━━━ Records for this task

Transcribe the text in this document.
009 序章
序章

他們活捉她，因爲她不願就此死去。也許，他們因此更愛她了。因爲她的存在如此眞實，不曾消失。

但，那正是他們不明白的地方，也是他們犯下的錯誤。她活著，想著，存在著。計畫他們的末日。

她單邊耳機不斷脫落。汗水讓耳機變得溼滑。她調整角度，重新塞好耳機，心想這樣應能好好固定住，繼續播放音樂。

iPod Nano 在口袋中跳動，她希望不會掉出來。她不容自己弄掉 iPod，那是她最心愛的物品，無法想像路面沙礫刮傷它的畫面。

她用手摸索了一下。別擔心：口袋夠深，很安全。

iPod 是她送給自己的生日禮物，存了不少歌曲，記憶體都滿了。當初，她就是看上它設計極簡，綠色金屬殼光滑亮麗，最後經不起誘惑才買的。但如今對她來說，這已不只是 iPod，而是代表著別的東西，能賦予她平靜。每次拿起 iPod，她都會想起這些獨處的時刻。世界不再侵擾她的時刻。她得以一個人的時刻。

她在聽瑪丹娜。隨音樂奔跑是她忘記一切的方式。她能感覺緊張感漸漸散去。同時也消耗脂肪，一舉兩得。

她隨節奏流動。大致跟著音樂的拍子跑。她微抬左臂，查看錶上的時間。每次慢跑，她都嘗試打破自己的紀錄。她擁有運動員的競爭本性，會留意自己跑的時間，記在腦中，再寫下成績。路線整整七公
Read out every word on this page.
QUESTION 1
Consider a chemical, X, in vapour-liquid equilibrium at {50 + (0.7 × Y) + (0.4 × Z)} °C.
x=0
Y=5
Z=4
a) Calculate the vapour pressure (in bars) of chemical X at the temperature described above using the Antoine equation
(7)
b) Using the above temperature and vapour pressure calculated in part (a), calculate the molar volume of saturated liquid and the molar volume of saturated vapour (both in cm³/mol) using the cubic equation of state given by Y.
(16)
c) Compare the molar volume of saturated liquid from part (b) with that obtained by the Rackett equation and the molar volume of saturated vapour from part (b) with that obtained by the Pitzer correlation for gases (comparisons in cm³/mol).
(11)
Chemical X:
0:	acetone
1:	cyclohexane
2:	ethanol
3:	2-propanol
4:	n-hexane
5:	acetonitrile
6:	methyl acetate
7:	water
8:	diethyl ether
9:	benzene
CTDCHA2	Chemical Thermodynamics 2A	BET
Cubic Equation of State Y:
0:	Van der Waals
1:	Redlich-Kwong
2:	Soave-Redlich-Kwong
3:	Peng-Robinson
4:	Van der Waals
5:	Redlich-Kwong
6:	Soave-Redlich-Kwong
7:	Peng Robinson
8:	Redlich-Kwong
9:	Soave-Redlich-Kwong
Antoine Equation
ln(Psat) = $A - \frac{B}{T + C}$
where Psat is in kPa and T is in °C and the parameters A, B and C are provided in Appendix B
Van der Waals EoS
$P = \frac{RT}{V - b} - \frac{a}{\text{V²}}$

━━━━━━

# What is required:
Copy every line that contains the string "Psat".

# Written response:
ln(Psat) = $A - \frac{B}{T + C}$
where Psat is in kPa and T is in °C and the parameters A, B and C are provided in Appendix B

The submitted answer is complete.